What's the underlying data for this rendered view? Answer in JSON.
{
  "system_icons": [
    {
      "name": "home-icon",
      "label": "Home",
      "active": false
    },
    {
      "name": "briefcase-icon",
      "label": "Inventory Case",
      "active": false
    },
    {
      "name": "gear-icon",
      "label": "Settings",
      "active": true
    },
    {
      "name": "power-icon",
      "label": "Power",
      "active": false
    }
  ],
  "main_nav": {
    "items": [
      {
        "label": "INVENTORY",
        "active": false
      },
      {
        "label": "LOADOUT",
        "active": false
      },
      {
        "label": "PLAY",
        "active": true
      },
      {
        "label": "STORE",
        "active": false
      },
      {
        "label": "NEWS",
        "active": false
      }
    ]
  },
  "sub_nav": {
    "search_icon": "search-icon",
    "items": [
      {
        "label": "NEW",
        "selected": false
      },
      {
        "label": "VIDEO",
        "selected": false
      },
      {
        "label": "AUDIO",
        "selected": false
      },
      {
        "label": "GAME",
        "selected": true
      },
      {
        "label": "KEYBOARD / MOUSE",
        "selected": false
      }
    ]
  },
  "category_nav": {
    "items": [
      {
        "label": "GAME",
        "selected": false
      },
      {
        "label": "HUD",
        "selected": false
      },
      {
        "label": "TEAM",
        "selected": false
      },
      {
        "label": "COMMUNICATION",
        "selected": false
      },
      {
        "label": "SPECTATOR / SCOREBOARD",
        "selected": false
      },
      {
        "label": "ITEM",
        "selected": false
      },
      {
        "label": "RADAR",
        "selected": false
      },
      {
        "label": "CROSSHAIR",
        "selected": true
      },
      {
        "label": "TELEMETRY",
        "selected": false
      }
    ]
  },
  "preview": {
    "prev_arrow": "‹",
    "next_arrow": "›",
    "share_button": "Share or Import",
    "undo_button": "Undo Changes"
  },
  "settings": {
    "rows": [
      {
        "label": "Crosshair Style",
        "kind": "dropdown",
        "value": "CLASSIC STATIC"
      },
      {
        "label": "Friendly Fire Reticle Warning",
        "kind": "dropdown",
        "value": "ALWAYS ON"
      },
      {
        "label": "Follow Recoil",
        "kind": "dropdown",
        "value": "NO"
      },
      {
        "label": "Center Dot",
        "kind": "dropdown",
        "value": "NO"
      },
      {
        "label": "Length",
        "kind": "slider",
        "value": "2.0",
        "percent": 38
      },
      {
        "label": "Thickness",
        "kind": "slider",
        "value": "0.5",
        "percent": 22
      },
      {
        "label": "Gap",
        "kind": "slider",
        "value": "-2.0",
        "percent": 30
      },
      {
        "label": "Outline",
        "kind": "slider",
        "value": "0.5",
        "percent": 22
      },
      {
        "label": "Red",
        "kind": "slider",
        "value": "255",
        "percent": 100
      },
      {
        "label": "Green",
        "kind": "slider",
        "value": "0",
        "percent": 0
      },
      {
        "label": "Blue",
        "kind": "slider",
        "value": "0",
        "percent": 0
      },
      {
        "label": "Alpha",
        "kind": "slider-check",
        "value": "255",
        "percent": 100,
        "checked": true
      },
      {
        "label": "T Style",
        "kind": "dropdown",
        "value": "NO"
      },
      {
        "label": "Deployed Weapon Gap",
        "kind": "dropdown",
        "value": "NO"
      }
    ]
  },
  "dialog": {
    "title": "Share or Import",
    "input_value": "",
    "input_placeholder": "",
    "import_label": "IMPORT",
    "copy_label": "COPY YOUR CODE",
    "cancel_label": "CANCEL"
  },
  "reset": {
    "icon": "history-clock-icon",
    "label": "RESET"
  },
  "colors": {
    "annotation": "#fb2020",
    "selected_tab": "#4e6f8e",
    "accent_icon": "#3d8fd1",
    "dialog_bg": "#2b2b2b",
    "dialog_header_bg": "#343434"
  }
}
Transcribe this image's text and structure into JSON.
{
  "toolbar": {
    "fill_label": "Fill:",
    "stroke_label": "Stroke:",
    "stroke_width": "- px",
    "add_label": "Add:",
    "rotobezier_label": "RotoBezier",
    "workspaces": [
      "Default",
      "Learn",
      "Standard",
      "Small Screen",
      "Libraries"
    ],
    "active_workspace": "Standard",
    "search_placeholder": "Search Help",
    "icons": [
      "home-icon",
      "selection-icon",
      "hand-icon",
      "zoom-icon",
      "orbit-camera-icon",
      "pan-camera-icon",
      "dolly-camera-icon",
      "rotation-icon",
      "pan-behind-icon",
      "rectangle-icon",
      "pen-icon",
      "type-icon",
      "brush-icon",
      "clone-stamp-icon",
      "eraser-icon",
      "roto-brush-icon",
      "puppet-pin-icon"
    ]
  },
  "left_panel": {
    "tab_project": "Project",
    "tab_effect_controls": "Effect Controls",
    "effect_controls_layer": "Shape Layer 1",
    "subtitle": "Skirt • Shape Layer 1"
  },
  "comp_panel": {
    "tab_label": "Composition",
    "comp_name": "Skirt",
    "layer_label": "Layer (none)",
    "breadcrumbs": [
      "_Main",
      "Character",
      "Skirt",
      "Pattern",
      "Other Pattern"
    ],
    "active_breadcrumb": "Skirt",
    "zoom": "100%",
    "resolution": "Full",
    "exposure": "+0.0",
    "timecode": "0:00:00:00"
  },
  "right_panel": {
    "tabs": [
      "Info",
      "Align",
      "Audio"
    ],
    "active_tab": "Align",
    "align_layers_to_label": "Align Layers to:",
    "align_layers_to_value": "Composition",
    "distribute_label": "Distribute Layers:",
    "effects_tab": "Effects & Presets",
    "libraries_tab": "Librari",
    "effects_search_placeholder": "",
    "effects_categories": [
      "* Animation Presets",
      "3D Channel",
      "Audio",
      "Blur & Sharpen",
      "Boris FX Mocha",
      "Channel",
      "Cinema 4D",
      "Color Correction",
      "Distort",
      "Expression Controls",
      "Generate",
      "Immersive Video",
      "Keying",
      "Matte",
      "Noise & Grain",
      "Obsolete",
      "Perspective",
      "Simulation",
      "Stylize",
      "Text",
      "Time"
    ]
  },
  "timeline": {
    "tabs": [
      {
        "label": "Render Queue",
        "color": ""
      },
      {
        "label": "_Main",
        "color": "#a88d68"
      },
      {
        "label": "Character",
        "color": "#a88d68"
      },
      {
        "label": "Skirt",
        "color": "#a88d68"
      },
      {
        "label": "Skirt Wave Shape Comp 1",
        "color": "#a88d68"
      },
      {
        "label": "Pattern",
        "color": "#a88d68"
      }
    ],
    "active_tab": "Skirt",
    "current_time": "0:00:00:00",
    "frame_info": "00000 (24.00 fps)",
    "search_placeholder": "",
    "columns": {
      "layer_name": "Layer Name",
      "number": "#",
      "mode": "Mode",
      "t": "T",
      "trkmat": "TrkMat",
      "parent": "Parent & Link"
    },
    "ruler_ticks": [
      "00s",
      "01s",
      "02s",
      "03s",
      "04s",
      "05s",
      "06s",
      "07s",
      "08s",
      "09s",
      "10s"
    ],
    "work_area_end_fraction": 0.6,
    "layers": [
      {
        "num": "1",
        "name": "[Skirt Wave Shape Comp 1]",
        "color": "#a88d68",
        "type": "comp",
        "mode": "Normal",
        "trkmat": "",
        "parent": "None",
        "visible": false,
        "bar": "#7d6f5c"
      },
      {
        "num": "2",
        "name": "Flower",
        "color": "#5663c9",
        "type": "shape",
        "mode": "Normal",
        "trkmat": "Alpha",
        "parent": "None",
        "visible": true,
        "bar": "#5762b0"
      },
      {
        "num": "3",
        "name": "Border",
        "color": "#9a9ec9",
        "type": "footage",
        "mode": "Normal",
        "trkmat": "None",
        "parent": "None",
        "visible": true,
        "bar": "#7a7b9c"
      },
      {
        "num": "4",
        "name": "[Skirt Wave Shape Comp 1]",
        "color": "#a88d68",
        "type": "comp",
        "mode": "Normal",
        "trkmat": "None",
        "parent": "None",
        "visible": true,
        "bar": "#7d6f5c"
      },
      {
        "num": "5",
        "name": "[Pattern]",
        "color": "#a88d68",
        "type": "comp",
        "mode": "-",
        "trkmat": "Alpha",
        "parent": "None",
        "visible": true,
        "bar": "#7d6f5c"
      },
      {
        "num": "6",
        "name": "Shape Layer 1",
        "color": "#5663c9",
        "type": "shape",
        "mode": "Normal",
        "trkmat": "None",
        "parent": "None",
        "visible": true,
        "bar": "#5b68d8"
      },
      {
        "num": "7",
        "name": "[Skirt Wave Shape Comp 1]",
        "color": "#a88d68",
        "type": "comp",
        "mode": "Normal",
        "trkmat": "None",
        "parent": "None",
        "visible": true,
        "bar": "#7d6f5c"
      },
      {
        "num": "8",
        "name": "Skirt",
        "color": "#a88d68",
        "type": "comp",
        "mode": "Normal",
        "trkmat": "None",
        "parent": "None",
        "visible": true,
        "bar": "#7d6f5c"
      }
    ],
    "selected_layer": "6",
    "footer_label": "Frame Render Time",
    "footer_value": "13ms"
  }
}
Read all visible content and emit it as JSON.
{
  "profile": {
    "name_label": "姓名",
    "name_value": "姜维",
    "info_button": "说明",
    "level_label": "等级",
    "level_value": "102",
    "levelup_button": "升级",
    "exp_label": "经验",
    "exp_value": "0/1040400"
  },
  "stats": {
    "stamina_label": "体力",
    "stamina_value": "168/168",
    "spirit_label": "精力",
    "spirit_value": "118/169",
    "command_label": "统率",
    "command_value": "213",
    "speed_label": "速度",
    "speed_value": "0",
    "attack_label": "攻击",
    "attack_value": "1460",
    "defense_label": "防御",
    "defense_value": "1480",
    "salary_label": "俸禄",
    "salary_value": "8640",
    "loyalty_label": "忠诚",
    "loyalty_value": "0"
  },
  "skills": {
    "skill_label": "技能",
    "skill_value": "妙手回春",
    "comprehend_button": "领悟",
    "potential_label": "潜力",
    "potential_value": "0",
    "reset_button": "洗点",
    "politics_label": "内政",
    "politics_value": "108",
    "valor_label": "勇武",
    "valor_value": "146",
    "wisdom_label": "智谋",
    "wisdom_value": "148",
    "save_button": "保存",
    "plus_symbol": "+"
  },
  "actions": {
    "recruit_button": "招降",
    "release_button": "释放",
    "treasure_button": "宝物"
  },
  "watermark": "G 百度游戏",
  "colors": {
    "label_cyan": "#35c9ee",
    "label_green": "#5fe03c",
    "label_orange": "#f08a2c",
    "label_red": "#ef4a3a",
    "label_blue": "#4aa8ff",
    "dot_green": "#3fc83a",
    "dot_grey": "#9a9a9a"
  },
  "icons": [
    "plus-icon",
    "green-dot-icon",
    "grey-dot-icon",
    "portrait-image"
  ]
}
════════
EXERCISE OBJECTIVE:
Show the lines of the records that include the string "Skirt".

THE COMPLETED TASK:
    "subtitle": "Skirt • Shape Layer 1"
    "comp_name": "Skirt",
      "Skirt",
    "active_breadcrumb": "Skirt",
        "label": "Skirt",
        "label": "Skirt Wave Shape Comp 1",
    "active_tab": "Skirt",
        "name": "[Skirt Wave Shape Comp 1]",
        "name": "[Skirt Wave Shape Comp 1]",
        "name": "[Skirt Wave Shape Comp 1]",
        "name": "Skirt",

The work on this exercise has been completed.